● TASK INSTRUCTIONS:
Pick out the lines below that include the string "death".

● GIVEN RECORDS:
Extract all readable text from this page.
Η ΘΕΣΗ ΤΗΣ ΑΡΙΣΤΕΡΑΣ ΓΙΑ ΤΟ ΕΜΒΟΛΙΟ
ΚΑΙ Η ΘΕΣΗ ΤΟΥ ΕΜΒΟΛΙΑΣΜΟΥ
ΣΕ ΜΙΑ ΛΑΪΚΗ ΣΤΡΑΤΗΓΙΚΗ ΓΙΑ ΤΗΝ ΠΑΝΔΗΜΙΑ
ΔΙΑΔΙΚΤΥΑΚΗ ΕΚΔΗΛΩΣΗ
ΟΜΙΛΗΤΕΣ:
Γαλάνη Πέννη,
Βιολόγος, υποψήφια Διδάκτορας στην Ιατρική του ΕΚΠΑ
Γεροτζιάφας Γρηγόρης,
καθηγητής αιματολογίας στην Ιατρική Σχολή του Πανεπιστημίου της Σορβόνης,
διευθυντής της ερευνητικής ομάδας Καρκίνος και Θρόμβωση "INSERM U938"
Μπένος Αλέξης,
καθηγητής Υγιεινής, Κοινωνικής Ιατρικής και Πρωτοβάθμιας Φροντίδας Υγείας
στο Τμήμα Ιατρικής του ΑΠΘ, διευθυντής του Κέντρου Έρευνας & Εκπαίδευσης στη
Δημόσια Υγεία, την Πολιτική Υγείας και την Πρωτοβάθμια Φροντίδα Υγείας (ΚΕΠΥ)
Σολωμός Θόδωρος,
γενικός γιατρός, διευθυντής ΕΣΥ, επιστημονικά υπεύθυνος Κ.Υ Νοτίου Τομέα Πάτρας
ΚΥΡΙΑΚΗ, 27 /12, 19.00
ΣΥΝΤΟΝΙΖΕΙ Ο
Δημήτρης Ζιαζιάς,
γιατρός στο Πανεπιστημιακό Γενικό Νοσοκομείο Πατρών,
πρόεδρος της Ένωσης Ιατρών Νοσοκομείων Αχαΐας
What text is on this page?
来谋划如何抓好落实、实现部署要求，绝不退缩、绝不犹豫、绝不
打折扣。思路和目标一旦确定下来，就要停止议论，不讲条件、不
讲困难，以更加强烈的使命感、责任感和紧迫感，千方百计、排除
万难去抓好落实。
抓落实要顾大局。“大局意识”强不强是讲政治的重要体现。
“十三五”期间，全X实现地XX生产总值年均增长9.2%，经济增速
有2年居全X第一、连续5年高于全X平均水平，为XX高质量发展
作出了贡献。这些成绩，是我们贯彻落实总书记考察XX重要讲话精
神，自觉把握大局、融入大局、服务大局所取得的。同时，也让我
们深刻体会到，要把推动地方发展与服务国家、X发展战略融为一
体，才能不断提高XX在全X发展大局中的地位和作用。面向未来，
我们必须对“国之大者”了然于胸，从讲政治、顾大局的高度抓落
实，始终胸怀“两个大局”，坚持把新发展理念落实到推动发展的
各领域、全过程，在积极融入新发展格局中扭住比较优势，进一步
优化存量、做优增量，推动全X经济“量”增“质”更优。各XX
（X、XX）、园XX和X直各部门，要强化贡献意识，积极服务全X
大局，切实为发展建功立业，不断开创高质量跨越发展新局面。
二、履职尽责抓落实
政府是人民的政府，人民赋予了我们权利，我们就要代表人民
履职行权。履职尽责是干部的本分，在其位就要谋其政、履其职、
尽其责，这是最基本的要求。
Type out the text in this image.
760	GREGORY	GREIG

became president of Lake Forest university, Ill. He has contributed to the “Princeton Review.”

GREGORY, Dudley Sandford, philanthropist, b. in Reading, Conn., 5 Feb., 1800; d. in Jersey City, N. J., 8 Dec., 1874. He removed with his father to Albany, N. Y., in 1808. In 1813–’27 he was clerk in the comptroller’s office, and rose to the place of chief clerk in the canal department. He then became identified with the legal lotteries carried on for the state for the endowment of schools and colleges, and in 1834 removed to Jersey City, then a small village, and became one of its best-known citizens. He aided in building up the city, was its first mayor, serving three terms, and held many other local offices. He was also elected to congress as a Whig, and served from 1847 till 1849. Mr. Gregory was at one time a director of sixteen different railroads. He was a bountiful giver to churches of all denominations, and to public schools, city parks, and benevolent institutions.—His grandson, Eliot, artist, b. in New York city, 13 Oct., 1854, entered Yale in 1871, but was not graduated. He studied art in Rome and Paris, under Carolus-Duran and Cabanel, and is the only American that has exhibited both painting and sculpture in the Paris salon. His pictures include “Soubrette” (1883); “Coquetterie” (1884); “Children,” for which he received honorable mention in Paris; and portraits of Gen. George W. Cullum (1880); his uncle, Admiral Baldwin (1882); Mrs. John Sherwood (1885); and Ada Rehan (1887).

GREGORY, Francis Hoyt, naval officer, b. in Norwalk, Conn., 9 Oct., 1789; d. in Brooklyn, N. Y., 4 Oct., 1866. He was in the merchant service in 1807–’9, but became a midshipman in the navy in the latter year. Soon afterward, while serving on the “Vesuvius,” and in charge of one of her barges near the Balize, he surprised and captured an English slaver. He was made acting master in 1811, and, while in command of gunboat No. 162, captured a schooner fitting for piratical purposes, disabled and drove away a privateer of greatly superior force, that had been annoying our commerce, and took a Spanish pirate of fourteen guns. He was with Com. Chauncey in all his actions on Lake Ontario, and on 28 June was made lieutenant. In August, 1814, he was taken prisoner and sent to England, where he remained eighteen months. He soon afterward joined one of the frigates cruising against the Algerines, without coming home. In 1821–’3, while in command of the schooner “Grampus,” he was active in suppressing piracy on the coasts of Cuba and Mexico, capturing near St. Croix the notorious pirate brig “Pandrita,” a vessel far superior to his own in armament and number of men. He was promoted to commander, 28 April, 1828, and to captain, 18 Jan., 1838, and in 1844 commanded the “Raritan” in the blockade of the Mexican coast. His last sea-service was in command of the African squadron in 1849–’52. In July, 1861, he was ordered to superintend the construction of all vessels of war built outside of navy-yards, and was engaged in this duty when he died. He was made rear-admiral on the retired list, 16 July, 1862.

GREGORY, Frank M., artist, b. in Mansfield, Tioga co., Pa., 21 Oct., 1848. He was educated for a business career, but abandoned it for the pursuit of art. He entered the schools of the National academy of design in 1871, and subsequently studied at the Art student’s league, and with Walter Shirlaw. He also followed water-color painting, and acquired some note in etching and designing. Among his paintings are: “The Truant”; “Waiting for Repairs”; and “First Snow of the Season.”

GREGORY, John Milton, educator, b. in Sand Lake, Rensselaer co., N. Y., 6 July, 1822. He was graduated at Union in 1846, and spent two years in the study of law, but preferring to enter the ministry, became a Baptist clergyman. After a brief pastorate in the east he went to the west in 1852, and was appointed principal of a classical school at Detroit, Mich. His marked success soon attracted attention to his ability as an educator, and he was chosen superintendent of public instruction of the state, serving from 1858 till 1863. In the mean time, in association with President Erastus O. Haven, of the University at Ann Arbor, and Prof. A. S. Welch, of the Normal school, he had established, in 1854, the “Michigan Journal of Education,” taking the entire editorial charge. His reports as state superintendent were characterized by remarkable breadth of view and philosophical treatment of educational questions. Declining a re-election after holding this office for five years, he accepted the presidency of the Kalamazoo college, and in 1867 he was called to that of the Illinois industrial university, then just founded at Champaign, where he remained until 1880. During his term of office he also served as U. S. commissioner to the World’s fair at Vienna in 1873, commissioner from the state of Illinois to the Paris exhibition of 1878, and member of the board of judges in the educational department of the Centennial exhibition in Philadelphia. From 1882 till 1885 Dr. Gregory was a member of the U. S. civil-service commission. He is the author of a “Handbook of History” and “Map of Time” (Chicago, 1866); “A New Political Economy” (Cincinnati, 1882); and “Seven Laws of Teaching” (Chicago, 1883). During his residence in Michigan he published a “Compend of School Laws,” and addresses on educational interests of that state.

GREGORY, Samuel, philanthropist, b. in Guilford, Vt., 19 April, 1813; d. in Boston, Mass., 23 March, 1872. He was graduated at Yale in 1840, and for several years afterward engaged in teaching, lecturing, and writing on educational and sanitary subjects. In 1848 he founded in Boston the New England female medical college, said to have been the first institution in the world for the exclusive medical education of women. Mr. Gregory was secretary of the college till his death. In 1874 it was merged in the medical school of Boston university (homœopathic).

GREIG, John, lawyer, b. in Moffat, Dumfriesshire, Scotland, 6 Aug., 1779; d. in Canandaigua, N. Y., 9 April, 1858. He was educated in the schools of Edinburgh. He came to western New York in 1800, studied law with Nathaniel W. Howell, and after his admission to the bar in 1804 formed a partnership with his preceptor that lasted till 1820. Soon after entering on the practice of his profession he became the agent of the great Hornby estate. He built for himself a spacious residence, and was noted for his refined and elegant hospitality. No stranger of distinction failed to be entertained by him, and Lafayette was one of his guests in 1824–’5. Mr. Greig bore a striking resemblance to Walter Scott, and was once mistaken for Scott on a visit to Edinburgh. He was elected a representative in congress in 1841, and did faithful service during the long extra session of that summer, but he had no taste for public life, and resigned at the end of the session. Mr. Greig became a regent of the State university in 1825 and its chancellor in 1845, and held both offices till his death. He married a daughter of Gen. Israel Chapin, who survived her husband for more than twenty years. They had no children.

● OUTPUT OF THE TASK:
GREGORY, Samuel, philanthropist, b. in Guilford, Vt., 19 April, 1813; d. in Boston, Mass., 23 March, 1872. He was graduated at Yale in 1840, and for several years afterward engaged in teaching, lecturing, and writing on educational and sanitary subjects. In 1848 he founded in Boston the New England female medical college, said to have been the first institution in the world for the exclusive medical education of women. Mr. Gregory was secretary of the college till his death. In 1874 it was merged in the medical school of Boston university (homœopathic).
GREIG, John, lawyer, b. in Moffat, Dumfriesshire, Scotland, 6 Aug., 1779; d. in Canandaigua, N. Y., 9 April, 1858. He was educated in the schools of Edinburgh. He came to western New York in 1800, studied law with Nathaniel W. Howell, and after his admission to the bar in 1804 formed a partnership with his preceptor that lasted till 1820. Soon after entering on the practice of his profession he became the agent of the great Hornby estate. He built for himself a spacious residence, and was noted for his refined and elegant hospitality. No stranger of distinction failed to be entertained by him, and Lafayette was one of his guests in 1824–’5. Mr. Greig bore a striking resemblance to Walter Scott, and was once mistaken for Scott on a visit to Edinburgh. He was elected a representative in congress in 1841, and did faithful service during the long extra session of that summer, but he had no taste for public life, and resigned at the end of the session. Mr. Greig became a regent of the State university in 1825 and its chancellor in 1845, and held both offices till his death. He married a daughter of Gen. Israel Chapin, who survived her husband for more than twenty years. They had no children.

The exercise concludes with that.